Rows from a figure dataset:
* * * *

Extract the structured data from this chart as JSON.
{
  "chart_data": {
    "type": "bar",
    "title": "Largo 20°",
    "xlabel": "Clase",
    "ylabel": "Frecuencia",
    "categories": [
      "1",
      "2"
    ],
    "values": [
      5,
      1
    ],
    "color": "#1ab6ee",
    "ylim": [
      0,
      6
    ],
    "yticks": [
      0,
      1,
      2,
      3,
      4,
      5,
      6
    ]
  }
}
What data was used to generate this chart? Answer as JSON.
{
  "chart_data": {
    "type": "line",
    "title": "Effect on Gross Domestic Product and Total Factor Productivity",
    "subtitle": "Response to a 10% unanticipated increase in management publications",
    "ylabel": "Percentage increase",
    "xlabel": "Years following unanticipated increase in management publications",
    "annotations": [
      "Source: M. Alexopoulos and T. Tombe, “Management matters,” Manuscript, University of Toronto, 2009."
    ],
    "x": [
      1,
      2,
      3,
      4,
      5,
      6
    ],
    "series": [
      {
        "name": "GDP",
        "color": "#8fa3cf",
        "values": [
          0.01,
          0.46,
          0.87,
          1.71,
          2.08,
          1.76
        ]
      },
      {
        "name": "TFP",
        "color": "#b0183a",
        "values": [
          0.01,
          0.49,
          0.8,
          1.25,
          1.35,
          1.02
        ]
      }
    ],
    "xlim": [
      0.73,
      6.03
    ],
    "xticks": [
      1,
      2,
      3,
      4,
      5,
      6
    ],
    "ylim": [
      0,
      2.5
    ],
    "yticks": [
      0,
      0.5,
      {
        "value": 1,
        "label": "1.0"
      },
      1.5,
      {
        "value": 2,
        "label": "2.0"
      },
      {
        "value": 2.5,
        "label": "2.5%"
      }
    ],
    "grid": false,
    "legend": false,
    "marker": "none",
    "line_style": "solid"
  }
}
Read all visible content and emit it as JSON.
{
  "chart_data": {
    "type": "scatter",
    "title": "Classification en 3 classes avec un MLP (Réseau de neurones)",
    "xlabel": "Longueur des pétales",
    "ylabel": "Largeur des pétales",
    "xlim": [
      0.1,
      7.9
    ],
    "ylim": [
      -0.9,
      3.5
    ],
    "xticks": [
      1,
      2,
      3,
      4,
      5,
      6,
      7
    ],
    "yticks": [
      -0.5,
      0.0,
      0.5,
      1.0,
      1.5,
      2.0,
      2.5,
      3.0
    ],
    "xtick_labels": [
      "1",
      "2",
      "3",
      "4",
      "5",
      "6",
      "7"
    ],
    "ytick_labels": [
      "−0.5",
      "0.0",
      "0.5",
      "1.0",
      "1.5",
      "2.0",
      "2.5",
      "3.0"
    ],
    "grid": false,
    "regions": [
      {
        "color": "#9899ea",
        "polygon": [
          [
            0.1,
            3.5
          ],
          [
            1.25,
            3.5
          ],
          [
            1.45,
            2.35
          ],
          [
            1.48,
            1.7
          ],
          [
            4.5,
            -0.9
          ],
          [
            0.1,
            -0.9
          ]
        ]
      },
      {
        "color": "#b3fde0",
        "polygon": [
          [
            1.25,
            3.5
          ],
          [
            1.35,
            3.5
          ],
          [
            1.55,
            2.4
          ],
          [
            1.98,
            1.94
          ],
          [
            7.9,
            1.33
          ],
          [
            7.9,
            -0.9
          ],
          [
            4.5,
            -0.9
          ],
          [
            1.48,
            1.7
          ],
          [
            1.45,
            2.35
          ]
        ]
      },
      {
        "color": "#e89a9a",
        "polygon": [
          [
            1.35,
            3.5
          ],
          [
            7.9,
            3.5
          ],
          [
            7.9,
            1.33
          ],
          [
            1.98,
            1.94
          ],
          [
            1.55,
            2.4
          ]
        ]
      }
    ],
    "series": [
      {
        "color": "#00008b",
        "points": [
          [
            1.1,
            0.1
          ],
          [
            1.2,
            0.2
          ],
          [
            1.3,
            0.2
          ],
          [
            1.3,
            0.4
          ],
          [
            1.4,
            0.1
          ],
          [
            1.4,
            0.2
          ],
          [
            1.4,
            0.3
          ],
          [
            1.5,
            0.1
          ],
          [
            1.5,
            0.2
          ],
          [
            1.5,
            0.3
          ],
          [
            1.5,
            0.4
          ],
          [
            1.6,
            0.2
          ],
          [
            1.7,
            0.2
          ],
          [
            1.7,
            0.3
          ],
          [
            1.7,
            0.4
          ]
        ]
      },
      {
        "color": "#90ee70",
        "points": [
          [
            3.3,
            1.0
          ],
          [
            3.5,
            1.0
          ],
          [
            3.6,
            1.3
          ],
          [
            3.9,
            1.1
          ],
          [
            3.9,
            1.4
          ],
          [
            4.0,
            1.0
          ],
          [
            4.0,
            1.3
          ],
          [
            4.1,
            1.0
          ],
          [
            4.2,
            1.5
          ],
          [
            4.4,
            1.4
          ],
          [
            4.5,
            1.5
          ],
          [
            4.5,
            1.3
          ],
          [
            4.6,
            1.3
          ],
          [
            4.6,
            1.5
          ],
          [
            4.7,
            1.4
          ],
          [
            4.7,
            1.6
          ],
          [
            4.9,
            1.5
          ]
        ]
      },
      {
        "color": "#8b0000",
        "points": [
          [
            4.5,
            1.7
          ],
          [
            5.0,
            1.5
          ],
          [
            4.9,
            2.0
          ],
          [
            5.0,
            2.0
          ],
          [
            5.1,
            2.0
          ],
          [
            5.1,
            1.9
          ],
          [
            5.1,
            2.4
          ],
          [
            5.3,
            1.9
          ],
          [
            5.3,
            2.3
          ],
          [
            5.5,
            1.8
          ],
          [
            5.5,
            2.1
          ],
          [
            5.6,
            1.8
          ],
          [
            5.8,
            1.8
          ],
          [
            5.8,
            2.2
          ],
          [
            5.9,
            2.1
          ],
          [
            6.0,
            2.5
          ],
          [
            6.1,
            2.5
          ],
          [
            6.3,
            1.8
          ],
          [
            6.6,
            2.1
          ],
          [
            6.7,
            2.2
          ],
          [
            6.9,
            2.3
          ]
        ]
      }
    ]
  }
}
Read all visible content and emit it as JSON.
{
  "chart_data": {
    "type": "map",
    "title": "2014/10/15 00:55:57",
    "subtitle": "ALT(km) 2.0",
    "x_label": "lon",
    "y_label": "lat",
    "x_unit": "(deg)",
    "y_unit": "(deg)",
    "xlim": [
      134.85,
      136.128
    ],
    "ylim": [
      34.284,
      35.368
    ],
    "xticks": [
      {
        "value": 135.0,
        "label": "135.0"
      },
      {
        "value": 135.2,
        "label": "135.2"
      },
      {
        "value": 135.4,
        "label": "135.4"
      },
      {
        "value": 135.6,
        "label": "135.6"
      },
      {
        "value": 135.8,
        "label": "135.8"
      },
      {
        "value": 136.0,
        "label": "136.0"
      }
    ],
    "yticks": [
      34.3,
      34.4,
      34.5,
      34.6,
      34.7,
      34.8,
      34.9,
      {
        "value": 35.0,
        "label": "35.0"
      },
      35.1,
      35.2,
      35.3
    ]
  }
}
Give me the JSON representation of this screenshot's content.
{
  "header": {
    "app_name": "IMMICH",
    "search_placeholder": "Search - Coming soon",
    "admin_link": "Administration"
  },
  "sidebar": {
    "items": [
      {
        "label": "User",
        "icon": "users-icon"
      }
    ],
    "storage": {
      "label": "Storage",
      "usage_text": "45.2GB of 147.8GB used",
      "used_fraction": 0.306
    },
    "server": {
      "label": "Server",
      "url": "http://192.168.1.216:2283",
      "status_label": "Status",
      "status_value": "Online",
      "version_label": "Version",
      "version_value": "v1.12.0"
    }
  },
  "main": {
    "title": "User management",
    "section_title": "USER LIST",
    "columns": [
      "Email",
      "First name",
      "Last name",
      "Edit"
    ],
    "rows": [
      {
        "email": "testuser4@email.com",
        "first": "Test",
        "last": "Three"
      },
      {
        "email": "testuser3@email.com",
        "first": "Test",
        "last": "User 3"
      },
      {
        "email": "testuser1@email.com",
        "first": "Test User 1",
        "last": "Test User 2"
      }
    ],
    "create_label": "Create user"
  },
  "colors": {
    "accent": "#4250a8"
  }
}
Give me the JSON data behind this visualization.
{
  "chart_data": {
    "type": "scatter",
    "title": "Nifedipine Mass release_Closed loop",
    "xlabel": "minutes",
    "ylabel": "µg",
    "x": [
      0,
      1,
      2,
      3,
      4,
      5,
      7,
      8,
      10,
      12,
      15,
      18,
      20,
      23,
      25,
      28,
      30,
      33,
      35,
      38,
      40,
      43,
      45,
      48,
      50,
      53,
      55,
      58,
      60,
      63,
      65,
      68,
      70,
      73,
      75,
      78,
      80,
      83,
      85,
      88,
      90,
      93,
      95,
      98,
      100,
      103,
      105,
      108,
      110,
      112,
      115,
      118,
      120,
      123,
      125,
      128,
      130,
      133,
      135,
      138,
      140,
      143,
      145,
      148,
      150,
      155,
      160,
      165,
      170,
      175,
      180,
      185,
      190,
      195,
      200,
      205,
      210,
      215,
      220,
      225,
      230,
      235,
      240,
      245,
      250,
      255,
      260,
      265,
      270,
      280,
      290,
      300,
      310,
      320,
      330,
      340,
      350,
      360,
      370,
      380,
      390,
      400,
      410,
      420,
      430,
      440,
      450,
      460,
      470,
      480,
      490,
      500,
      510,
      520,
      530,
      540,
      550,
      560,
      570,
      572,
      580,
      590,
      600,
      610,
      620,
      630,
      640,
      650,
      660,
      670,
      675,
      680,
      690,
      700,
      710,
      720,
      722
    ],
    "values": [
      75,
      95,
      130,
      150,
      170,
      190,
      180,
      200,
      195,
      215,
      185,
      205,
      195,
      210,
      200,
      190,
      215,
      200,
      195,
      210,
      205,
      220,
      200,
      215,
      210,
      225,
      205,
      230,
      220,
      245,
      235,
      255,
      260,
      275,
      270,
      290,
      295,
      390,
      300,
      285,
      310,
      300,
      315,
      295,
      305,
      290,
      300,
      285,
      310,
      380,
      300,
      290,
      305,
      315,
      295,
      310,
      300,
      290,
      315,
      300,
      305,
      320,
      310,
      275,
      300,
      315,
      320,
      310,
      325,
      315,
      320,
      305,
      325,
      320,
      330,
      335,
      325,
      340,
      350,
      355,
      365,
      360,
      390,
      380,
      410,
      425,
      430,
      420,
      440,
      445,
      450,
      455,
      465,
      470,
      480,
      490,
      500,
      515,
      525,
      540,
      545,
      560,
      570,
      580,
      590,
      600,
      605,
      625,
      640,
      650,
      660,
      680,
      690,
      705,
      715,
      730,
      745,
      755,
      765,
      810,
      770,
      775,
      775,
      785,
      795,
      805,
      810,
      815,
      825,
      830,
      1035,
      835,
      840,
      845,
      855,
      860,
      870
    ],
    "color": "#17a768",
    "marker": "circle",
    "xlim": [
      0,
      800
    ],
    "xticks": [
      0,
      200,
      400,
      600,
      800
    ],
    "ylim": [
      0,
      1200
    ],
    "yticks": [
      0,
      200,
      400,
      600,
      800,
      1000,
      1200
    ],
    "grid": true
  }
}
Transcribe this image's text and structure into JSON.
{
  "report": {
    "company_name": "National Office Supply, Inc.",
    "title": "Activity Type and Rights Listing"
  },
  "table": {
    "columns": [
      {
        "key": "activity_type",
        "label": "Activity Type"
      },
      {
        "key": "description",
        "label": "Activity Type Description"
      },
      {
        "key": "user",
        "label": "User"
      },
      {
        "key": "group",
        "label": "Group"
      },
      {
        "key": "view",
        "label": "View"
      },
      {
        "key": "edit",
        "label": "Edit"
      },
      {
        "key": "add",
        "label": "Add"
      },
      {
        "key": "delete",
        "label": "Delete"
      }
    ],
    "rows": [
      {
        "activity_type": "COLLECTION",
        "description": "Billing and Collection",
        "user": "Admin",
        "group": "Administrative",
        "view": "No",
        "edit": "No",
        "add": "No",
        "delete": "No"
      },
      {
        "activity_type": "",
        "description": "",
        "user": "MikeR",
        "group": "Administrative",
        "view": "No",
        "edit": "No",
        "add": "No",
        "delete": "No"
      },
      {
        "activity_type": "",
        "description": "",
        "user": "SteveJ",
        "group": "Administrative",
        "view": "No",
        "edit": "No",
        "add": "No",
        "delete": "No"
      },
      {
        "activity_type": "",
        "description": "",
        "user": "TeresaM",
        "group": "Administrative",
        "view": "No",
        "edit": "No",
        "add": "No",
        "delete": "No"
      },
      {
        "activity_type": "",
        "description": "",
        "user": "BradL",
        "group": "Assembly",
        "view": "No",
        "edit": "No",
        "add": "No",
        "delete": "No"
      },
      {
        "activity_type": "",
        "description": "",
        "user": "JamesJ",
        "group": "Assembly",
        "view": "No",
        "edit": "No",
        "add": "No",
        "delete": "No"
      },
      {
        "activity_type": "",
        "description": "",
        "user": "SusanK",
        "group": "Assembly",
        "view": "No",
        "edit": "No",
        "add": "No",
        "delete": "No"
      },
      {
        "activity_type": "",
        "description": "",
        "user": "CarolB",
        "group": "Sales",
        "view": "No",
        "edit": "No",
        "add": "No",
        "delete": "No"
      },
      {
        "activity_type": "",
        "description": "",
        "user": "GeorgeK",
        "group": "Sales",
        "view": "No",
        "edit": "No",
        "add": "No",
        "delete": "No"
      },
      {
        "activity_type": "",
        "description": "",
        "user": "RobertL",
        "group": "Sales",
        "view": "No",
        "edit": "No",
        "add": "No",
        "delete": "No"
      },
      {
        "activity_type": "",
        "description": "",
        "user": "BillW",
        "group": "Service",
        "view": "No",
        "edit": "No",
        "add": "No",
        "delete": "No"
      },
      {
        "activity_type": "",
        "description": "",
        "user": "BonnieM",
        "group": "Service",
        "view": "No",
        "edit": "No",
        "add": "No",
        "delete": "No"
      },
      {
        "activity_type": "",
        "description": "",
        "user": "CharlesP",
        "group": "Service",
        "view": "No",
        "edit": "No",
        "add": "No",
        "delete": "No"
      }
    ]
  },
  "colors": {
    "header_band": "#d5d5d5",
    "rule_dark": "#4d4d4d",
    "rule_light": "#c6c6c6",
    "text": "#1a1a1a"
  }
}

* * * *

Written problem >> Return each line with "unanticipated".

Output for this exercise >>
    "subtitle": "Response to a 10% unanticipated increase in management publications",
    "xlabel": "Years following unanticipated increase in management publications",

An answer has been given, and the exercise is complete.